**What is needed:** Images are excluded; otherwise, output every record exactly.

**Given data:**
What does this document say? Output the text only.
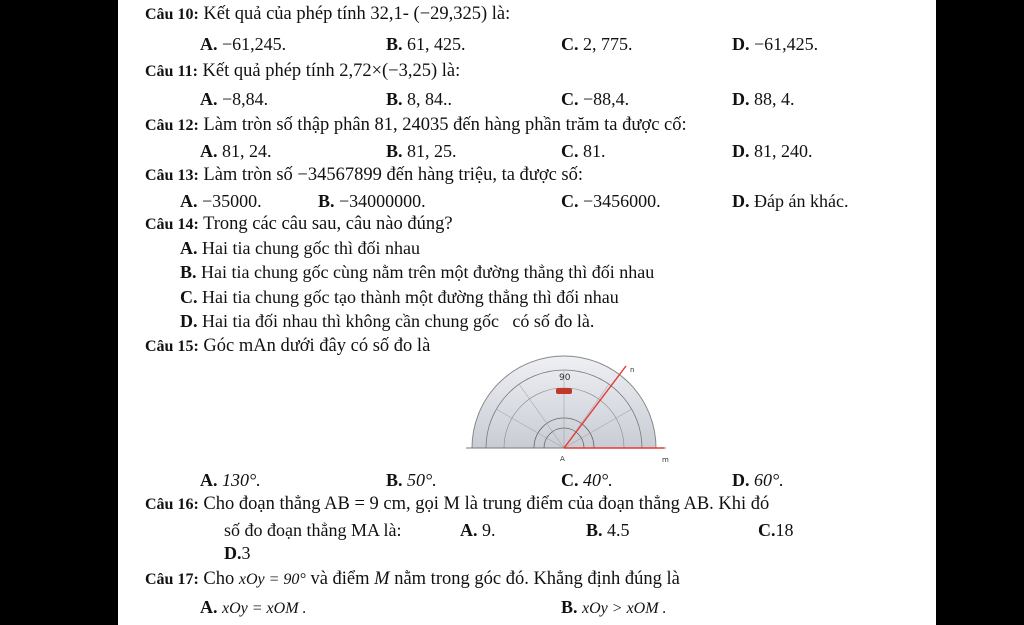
Câu 10: Kết quả của phép tính 32,1- (−29,325) là:
A. −61,245.	B. 61, 425.	C. 2, 775.	D. −61,425.
Câu 11: Kết quả phép tính 2,72×(−3,25) là:
A. −8,84.	B. 8, 84..	C. −88,4.	D. 88, 4.
Câu 12: Làm tròn số thập phân 81, 24035 đến hàng phần trăm ta được cố:
A. 81, 24.	B. 81, 25.	C. 81.	D. 81, 240.
Câu 13: Làm tròn số −34567899 đến hàng triệu, ta được số:
A. −35000.	B. −34000000.	C. −3456000.	D. Đáp án khác.
Câu 14: Trong các câu sau, câu nào đúng?
A. Hai tia chung gốc thì đối nhau
B. Hai tia chung gốc cùng nằm trên một đường thẳng thì đối nhau
C. Hai tia chung gốc tạo thành một đường thẳng thì đối nhau
D. Hai tia đối nhau thì không cần chung gốc   có số đo là.
Câu 15: Góc mAn dưới đây có số đo là
90
m
n
A
A. 130°.	B. 50°.	C. 40°.	D. 60°.
Câu 16: Cho đoạn thẳng AB = 9 cm, gọi M là trung điểm của đoạn thẳng AB. Khi đó
số đo đoạn thẳng MA là:	A. 9.	B. 4.5	C.18
D.3
Câu 17: Cho xOy = 90° và điểm M nằm trong góc đó. Khẳng định đúng là
A. xOy = xOM .	B. xOy > xOM .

**Exercise answer:**
What does this document say? Output the text only.
Câu 10: Kết quả của phép tính 32,1- (−29,325) là:
A. −61,245.	B. 61, 425.	C. 2, 775.	D. −61,425.
Câu 11: Kết quả phép tính 2,72×(−3,25) là:
A. −8,84.	B. 8, 84..	C. −88,4.	D. 88, 4.
Câu 12: Làm tròn số thập phân 81, 24035 đến hàng phần trăm ta được cố:
A. 81, 24.	B. 81, 25.	C. 81.	D. 81, 240.
Câu 13: Làm tròn số −34567899 đến hàng triệu, ta được số:
A. −35000.	B. −34000000.	C. −3456000.	D. Đáp án khác.
Câu 14: Trong các câu sau, câu nào đúng?
A. Hai tia chung gốc thì đối nhau
B. Hai tia chung gốc cùng nằm trên một đường thẳng thì đối nhau
C. Hai tia chung gốc tạo thành một đường thẳng thì đối nhau
D. Hai tia đối nhau thì không cần chung gốc   có số đo là.
Câu 15: Góc mAn dưới đây có số đo là
90
m
n
A
A. 130°.	B. 50°.	C. 40°.	D. 60°.
Câu 16: Cho đoạn thẳng AB = 9 cm, gọi M là trung điểm của đoạn thẳng AB. Khi đó
số đo đoạn thẳng MA là:	A. 9.	B. 4.5	C.18
D.3
Câu 17: Cho xOy = 90° và điểm M nằm trong góc đó. Khẳng định đúng là
A. xOy = xOM .	B. xOy > xOM .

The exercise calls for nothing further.